**What you need to do:** Repeat the listing in full, preserving every character.

_ _ _ _ _

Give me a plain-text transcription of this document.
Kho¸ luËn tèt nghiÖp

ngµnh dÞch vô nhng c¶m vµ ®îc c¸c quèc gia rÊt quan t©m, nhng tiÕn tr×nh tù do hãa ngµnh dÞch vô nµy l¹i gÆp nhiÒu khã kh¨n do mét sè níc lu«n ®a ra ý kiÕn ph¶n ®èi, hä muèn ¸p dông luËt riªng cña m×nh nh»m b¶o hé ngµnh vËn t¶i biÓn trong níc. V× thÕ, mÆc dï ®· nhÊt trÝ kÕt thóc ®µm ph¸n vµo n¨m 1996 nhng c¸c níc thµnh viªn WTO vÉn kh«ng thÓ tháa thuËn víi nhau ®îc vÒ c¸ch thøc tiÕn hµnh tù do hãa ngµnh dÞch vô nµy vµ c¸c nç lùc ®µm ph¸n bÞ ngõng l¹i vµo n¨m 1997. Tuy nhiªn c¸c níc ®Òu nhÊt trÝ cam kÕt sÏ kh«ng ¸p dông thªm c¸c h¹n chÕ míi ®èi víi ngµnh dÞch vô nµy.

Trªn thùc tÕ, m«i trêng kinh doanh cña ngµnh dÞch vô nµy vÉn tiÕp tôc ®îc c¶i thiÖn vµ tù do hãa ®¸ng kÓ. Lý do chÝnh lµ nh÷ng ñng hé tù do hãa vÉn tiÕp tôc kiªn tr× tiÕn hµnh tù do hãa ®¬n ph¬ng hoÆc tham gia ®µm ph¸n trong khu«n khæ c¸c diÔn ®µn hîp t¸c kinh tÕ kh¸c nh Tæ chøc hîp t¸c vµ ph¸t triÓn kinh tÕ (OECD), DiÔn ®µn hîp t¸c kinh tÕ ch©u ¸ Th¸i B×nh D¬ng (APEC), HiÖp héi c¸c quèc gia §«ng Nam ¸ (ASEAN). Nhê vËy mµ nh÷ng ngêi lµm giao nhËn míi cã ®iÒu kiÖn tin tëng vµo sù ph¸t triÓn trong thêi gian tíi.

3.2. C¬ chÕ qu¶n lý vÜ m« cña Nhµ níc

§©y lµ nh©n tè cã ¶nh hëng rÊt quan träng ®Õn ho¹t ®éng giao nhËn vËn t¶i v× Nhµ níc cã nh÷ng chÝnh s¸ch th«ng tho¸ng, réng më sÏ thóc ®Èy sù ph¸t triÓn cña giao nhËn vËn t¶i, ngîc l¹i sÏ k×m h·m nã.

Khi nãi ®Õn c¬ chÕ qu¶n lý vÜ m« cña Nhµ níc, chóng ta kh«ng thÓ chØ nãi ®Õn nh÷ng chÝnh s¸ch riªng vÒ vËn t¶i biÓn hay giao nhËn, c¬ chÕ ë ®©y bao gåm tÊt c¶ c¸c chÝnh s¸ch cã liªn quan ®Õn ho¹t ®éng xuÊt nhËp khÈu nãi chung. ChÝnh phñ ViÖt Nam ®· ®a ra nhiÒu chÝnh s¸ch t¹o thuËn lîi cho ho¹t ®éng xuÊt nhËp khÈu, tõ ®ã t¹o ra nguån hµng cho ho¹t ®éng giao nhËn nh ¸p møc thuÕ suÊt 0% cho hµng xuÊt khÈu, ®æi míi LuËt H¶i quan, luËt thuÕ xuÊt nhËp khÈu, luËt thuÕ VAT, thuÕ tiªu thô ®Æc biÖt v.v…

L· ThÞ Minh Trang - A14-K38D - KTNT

_ _ _ _ _

**Worked solution:**
Give me a plain-text transcription of this document.
Kho¸ luËn tèt nghiÖp

ngµnh dÞch vô nhng c¶m vµ ®îc c¸c quèc gia rÊt quan t©m, nhng tiÕn tr×nh tù do hãa ngµnh dÞch vô nµy l¹i gÆp nhiÒu khã kh¨n do mét sè níc lu«n ®a ra ý kiÕn ph¶n ®èi, hä muèn ¸p dông luËt riªng cña m×nh nh»m b¶o hé ngµnh vËn t¶i biÓn trong níc. V× thÕ, mÆc dï ®· nhÊt trÝ kÕt thóc ®µm ph¸n vµo n¨m 1996 nhng c¸c níc thµnh viªn WTO vÉn kh«ng thÓ tháa thuËn víi nhau ®îc vÒ c¸ch thøc tiÕn hµnh tù do hãa ngµnh dÞch vô nµy vµ c¸c nç lùc ®µm ph¸n bÞ ngõng l¹i vµo n¨m 1997. Tuy nhiªn c¸c níc ®Òu nhÊt trÝ cam kÕt sÏ kh«ng ¸p dông thªm c¸c h¹n chÕ míi ®èi víi ngµnh dÞch vô nµy.

Trªn thùc tÕ, m«i trêng kinh doanh cña ngµnh dÞch vô nµy vÉn tiÕp tôc ®îc c¶i thiÖn vµ tù do hãa ®¸ng kÓ. Lý do chÝnh lµ nh÷ng ñng hé tù do hãa vÉn tiÕp tôc kiªn tr× tiÕn hµnh tù do hãa ®¬n ph¬ng hoÆc tham gia ®µm ph¸n trong khu«n khæ c¸c diÔn ®µn hîp t¸c kinh tÕ kh¸c nh Tæ chøc hîp t¸c vµ ph¸t triÓn kinh tÕ (OECD), DiÔn ®µn hîp t¸c kinh tÕ ch©u ¸ Th¸i B×nh D¬ng (APEC), HiÖp héi c¸c quèc gia §«ng Nam ¸ (ASEAN). Nhê vËy mµ nh÷ng ngêi lµm giao nhËn míi cã ®iÒu kiÖn tin tëng vµo sù ph¸t triÓn trong thêi gian tíi.

3.2. C¬ chÕ qu¶n lý vÜ m« cña Nhµ níc

§©y lµ nh©n tè cã ¶nh hëng rÊt quan träng ®Õn ho¹t ®éng giao nhËn vËn t¶i v× Nhµ níc cã nh÷ng chÝnh s¸ch th«ng tho¸ng, réng më sÏ thóc ®Èy sù ph¸t triÓn cña giao nhËn vËn t¶i, ngîc l¹i sÏ k×m h·m nã.

Khi nãi ®Õn c¬ chÕ qu¶n lý vÜ m« cña Nhµ níc, chóng ta kh«ng thÓ chØ nãi ®Õn nh÷ng chÝnh s¸ch riªng vÒ vËn t¶i biÓn hay giao nhËn, c¬ chÕ ë ®©y bao gåm tÊt c¶ c¸c chÝnh s¸ch cã liªn quan ®Õn ho¹t ®éng xuÊt nhËp khÈu nãi chung. ChÝnh phñ ViÖt Nam ®· ®a ra nhiÒu chÝnh s¸ch t¹o thuËn lîi cho ho¹t ®éng xuÊt nhËp khÈu, tõ ®ã t¹o ra nguån hµng cho ho¹t ®éng giao nhËn nh ¸p møc thuÕ suÊt 0% cho hµng xuÊt khÈu, ®æi míi LuËt H¶i quan, luËt thuÕ xuÊt nhËp khÈu, luËt thuÕ VAT, thuÕ tiªu thô ®Æc biÖt v.v…

L· ThÞ Minh Trang - A14-K38D - KTNT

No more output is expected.